(Extracted records)
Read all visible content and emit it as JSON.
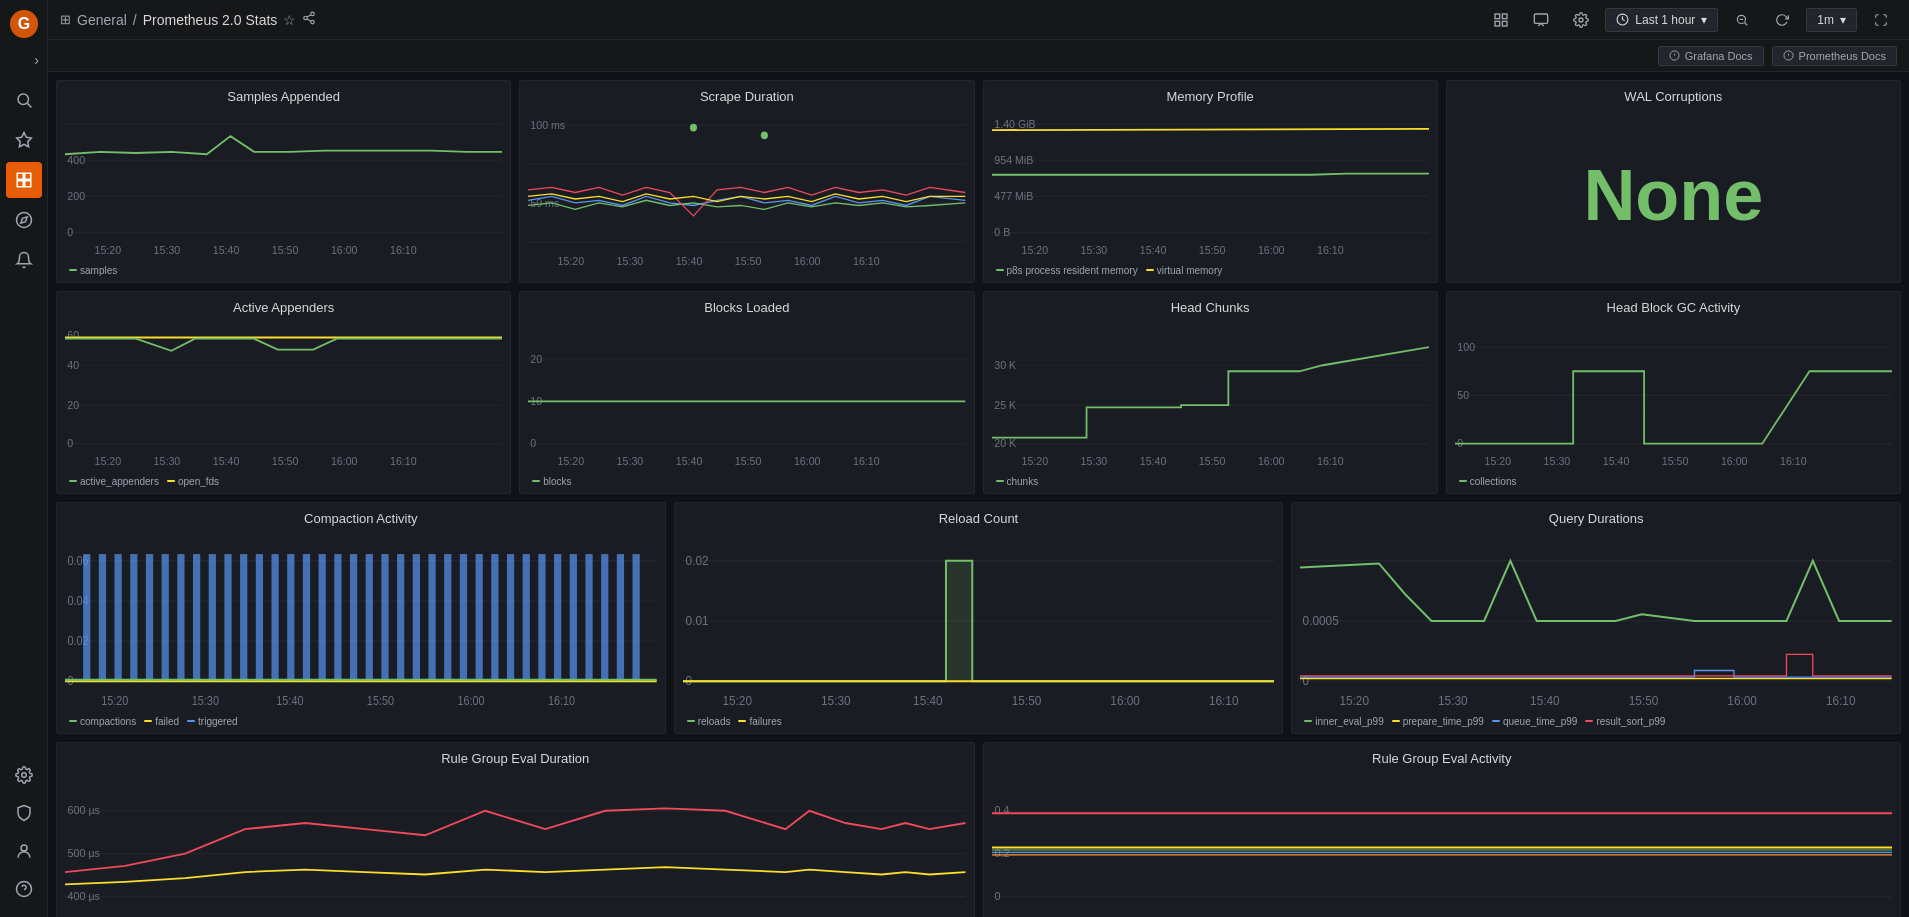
{
  "app": {
    "title": "General / Prometheus 2.0 Stats"
  },
  "breadcrumb": {
    "parent": "General",
    "separator": "/",
    "title": "Prometheus 2.0 Stats"
  },
  "topbar": {
    "star_label": "★",
    "share_label": "share",
    "time_range": "Last 1 hour",
    "interval": "1m"
  },
  "docs_buttons": {
    "grafana": "Grafana Docs",
    "prometheus": "Prometheus Docs"
  },
  "panels": {
    "row1": [
      {
        "id": "samples-appended",
        "title": "Samples Appended",
        "legend": [
          {
            "label": "samples",
            "color": "#73bf69"
          }
        ]
      },
      {
        "id": "scrape-duration",
        "title": "Scrape Duration",
        "legend": []
      },
      {
        "id": "memory-profile",
        "title": "Memory Profile",
        "legend": [
          {
            "label": "p8s process resident memory",
            "color": "#73bf69"
          },
          {
            "label": "virtual memory",
            "color": "#fade2a"
          }
        ]
      },
      {
        "id": "wal-corruptions",
        "title": "WAL Corruptions",
        "value": "None"
      }
    ],
    "row2": [
      {
        "id": "active-appenders",
        "title": "Active Appenders",
        "legend": [
          {
            "label": "active_appenders",
            "color": "#73bf69"
          },
          {
            "label": "open_fds",
            "color": "#fade2a"
          }
        ]
      },
      {
        "id": "blocks-loaded",
        "title": "Blocks Loaded",
        "legend": [
          {
            "label": "blocks",
            "color": "#73bf69"
          }
        ]
      },
      {
        "id": "head-chunks",
        "title": "Head Chunks",
        "legend": [
          {
            "label": "chunks",
            "color": "#73bf69"
          }
        ]
      },
      {
        "id": "head-block-gc",
        "title": "Head Block GC Activity",
        "legend": [
          {
            "label": "collections",
            "color": "#73bf69"
          }
        ]
      }
    ],
    "row3": [
      {
        "id": "compaction-activity",
        "title": "Compaction Activity",
        "legend": [
          {
            "label": "compactions",
            "color": "#73bf69"
          },
          {
            "label": "failed",
            "color": "#fade2a"
          },
          {
            "label": "triggered",
            "color": "#5794f2"
          }
        ]
      },
      {
        "id": "reload-count",
        "title": "Reload Count",
        "legend": [
          {
            "label": "reloads",
            "color": "#73bf69"
          },
          {
            "label": "failures",
            "color": "#fade2a"
          }
        ]
      },
      {
        "id": "query-durations",
        "title": "Query Durations",
        "legend": [
          {
            "label": "inner_eval_p99",
            "color": "#73bf69"
          },
          {
            "label": "prepare_time_p99",
            "color": "#fade2a"
          },
          {
            "label": "queue_time_p99",
            "color": "#5794f2"
          },
          {
            "label": "result_sort_p99",
            "color": "#f2495c"
          }
        ]
      }
    ],
    "row4": [
      {
        "id": "rule-group-eval-duration",
        "title": "Rule Group Eval Duration",
        "legend": []
      },
      {
        "id": "rule-group-eval-activity",
        "title": "Rule Group Eval Activity",
        "legend": []
      }
    ]
  },
  "x_ticks": [
    "15:20",
    "15:30",
    "15:40",
    "15:50",
    "16:00",
    "16:10"
  ],
  "colors": {
    "green": "#73bf69",
    "yellow": "#fade2a",
    "blue": "#5794f2",
    "red": "#f2495c",
    "orange": "#ff7b25"
  }
}
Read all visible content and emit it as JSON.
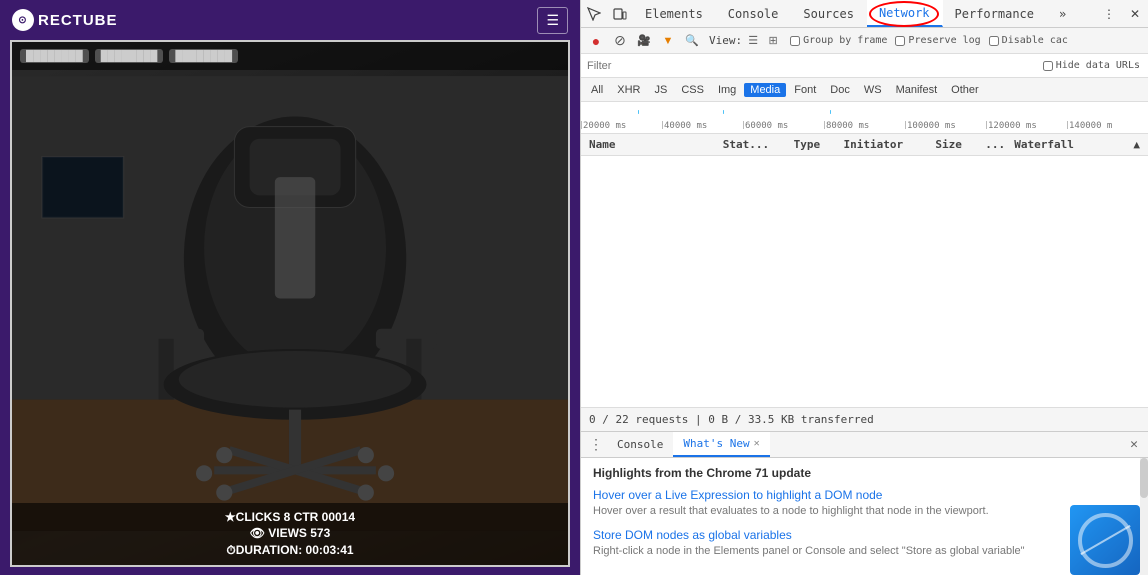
{
  "app": {
    "name": "RECTUBE",
    "logo_char": "⊙"
  },
  "header": {
    "hamburger_label": "☰"
  },
  "video": {
    "top_bar_items": [
      "[blurred text]",
      "[blurred text]",
      "[blurred text]"
    ],
    "stats": {
      "clicks": "★CLICKS 8  CTR 00014",
      "views": "👁 VIEWS 573",
      "duration": "⏱DURATION: 00:03:41"
    }
  },
  "devtools": {
    "tabs": [
      {
        "label": "Elements",
        "active": false
      },
      {
        "label": "Console",
        "active": false
      },
      {
        "label": "Sources",
        "active": false
      },
      {
        "label": "Network",
        "active": true
      },
      {
        "label": "Performance",
        "active": false
      },
      {
        "label": "»",
        "active": false
      }
    ],
    "toolbar": {
      "record_title": "●",
      "stop_title": "⊘",
      "video_title": "🎥",
      "filter_title": "▼",
      "search_title": "🔍",
      "view_label": "View:",
      "list_icon": "☰",
      "grid_icon": "⊞",
      "group_by_frame": "Group by frame",
      "preserve_log": "Preserve log",
      "disable_cache": "Disable cac"
    },
    "filter": {
      "placeholder": "Filter",
      "hide_data_urls": "Hide data URLs"
    },
    "type_filters": [
      "All",
      "XHR",
      "JS",
      "CSS",
      "Img",
      "Media",
      "Font",
      "Doc",
      "WS",
      "Manifest",
      "Other"
    ],
    "active_type_filter": "Media",
    "timeline": {
      "marks": [
        "20000 ms",
        "40000 ms",
        "60000 ms",
        "80000 ms",
        "100000 ms",
        "120000 ms",
        "140000 m"
      ]
    },
    "table_headers": [
      "Name",
      "Stat...",
      "Type",
      "Initiator",
      "Size",
      "...",
      "Waterfall",
      "▲"
    ],
    "status": "0 / 22 requests  |  0 B / 33.5 KB transferred"
  },
  "bottom_panel": {
    "tabs": [
      {
        "label": "Console",
        "active": false
      },
      {
        "label": "What's New",
        "active": true
      },
      {
        "close_label": "✕"
      }
    ],
    "close_btn": "✕",
    "trigger_icon": "⋮",
    "whats_new": {
      "title": "Highlights from the Chrome 71 update",
      "features": [
        {
          "title": "Hover over a Live Expression to highlight a DOM node",
          "description": "Hover over a result that evaluates to a node to highlight that node in the viewport."
        },
        {
          "title": "Store DOM nodes as global variables",
          "description": "Right-click a node in the Elements panel or Console and select \"Store as global variable\""
        }
      ]
    }
  }
}
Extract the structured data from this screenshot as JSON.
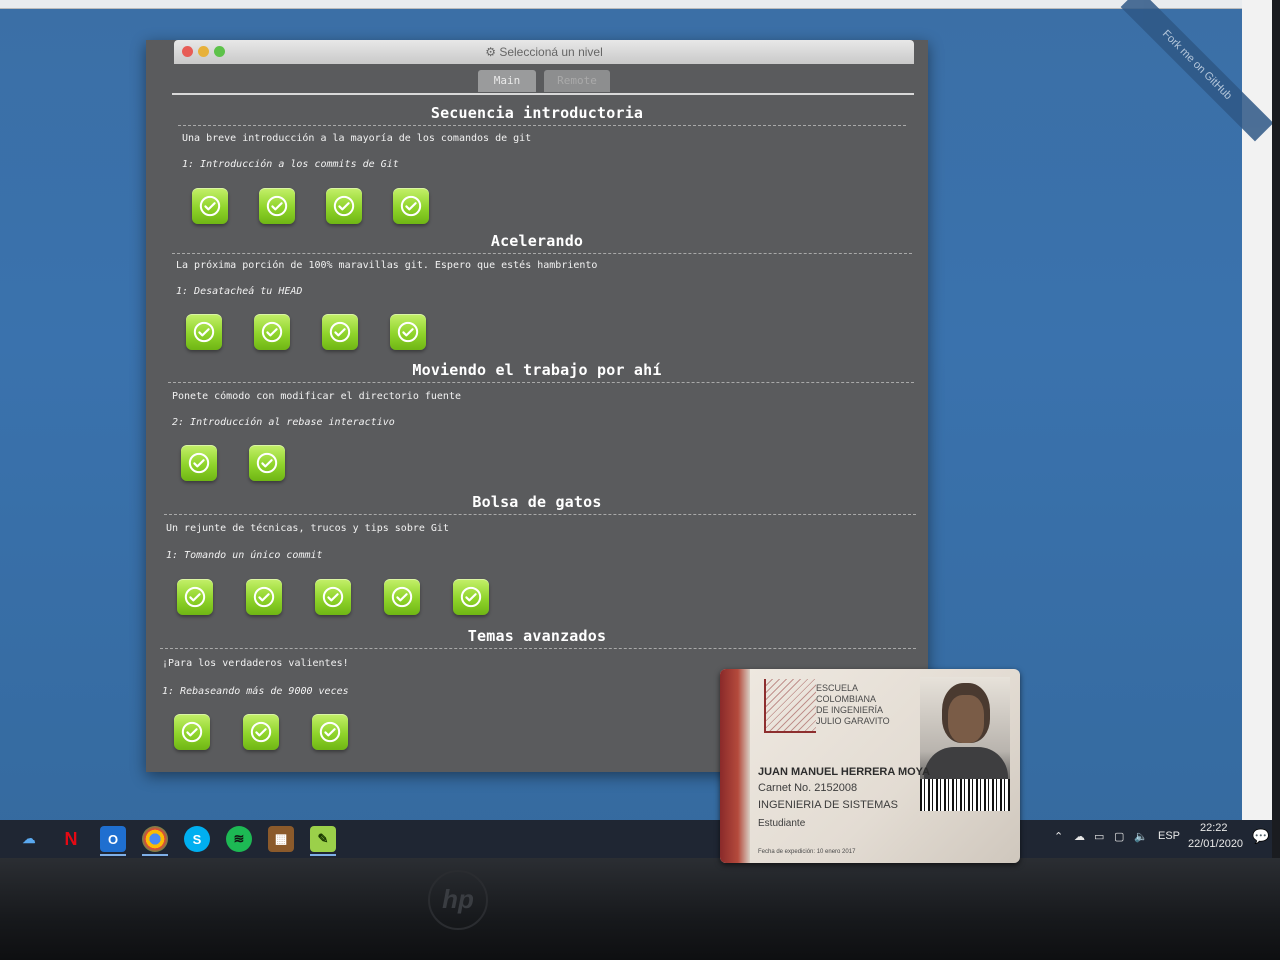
{
  "window": {
    "title": "⚙ Seleccioná un nivel",
    "tabs": [
      {
        "label": "Main",
        "active": true
      },
      {
        "label": "Remote",
        "active": false
      }
    ]
  },
  "fork_ribbon": "Fork me on GitHub",
  "sections": [
    {
      "title": "Secuencia introductoria",
      "description": "Una breve introducción a la mayoría de los comandos de git",
      "level": "1: Introducción a los commits de Git",
      "badges": 4
    },
    {
      "title": "Acelerando",
      "description": "La próxima porción de 100% maravillas git. Espero que estés hambriento",
      "level": "1: Desatacheá tu HEAD",
      "badges": 4
    },
    {
      "title": "Moviendo el trabajo por ahí",
      "description": "Ponete cómodo con modificar el directorio fuente",
      "level": "2: Introducción al rebase interactivo",
      "badges": 2
    },
    {
      "title": "Bolsa de gatos",
      "description": "Un rejunte de técnicas, trucos y tips sobre Git",
      "level": "1: Tomando un único commit",
      "badges": 5
    },
    {
      "title": "Temas avanzados",
      "description": "¡Para los verdaderos valientes!",
      "level": "1: Rebaseando más de 9000 veces",
      "badges": 3
    }
  ],
  "badge_colors": {
    "top": "#c4f06a",
    "bottom": "#6fb614"
  },
  "taskbar": {
    "apps": [
      "onedrive-icon",
      "netflix-icon",
      "outlook-icon",
      "chrome-icon",
      "skype-icon",
      "spotify-icon",
      "minecraft-icon",
      "notepad-icon"
    ],
    "language": "ESP",
    "time": "22:22",
    "date": "22/01/2020",
    "notifications": "4"
  },
  "monitor_brand": "hp",
  "id_card": {
    "school_lines": [
      "ESCUELA",
      "COLOMBIANA",
      "DE INGENIERÍA",
      "JULIO GARAVITO"
    ],
    "name": "JUAN MANUEL HERRERA MOYA",
    "carnet": "Carnet No. 2152008",
    "program": "INGENIERIA DE SISTEMAS",
    "role": "Estudiante",
    "issue_date": "Fecha de expedición: 10 enero 2017"
  }
}
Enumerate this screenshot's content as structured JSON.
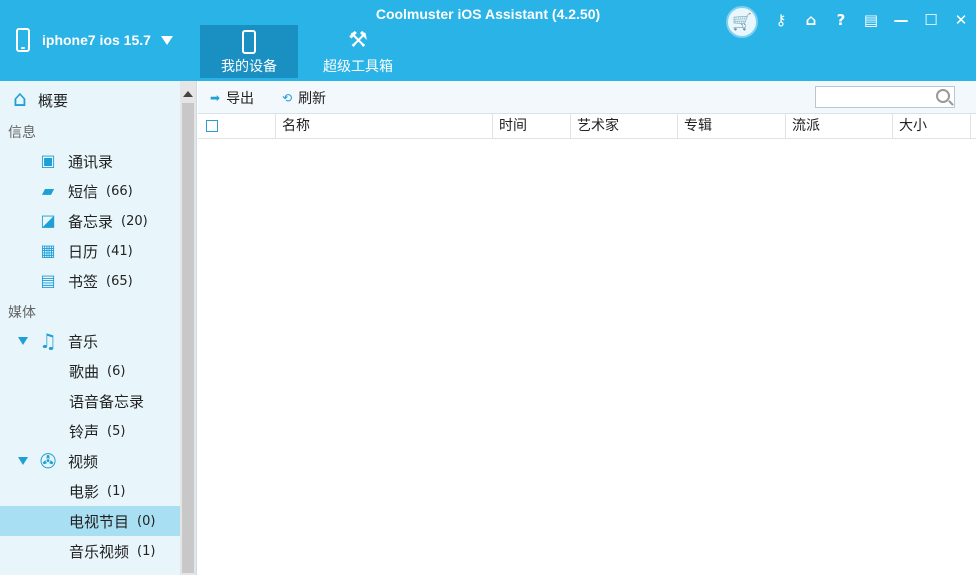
{
  "app": {
    "title": "Coolmuster iOS Assistant (4.2.50)"
  },
  "device": {
    "name": "iphone7 ios 15.7"
  },
  "nav_tabs": [
    {
      "label": "我的设备",
      "icon": "phone-icon",
      "active": true
    },
    {
      "label": "超级工具箱",
      "icon": "tools-icon",
      "active": false
    }
  ],
  "window_controls": [
    {
      "name": "cart-icon",
      "glyph": "🛒"
    },
    {
      "name": "key-icon",
      "glyph": "🔑"
    },
    {
      "name": "home-icon",
      "glyph": "⌂"
    },
    {
      "name": "help-icon",
      "glyph": "?"
    },
    {
      "name": "feedback-icon",
      "glyph": "▤"
    },
    {
      "name": "minimize-icon",
      "glyph": "—"
    },
    {
      "name": "maximize-icon",
      "glyph": "☐"
    },
    {
      "name": "close-icon",
      "glyph": "✕"
    }
  ],
  "sidebar": {
    "home_label": "概要",
    "info_header": "信息",
    "media_header": "媒体",
    "info_items": [
      {
        "label": "通讯录",
        "count": ""
      },
      {
        "label": "短信",
        "count": "(66)"
      },
      {
        "label": "备忘录",
        "count": "(20)"
      },
      {
        "label": "日历",
        "count": "(41)"
      },
      {
        "label": "书签",
        "count": "(65)"
      }
    ],
    "music": {
      "label": "音乐",
      "children": [
        {
          "label": "歌曲",
          "count": "(6)"
        },
        {
          "label": "语音备忘录",
          "count": ""
        },
        {
          "label": "铃声",
          "count": "(5)"
        }
      ]
    },
    "video": {
      "label": "视频",
      "children": [
        {
          "label": "电影",
          "count": "(1)"
        },
        {
          "label": "电视节目",
          "count": "(0)",
          "active": true
        },
        {
          "label": "音乐视频",
          "count": "(1)"
        }
      ]
    }
  },
  "toolbar": {
    "export_label": "导出",
    "refresh_label": "刷新",
    "search_placeholder": ""
  },
  "table": {
    "columns": [
      "名称",
      "时间",
      "艺术家",
      "专辑",
      "流派",
      "大小"
    ]
  },
  "colors": {
    "accent": "#29b3e6",
    "sidebar_bg": "#e8f6fb",
    "selected": "#a9dff3"
  }
}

REQUEST: What is the number of lines in the data holding the word "structured"? Reply with that number only.

TASK ANSWER: 2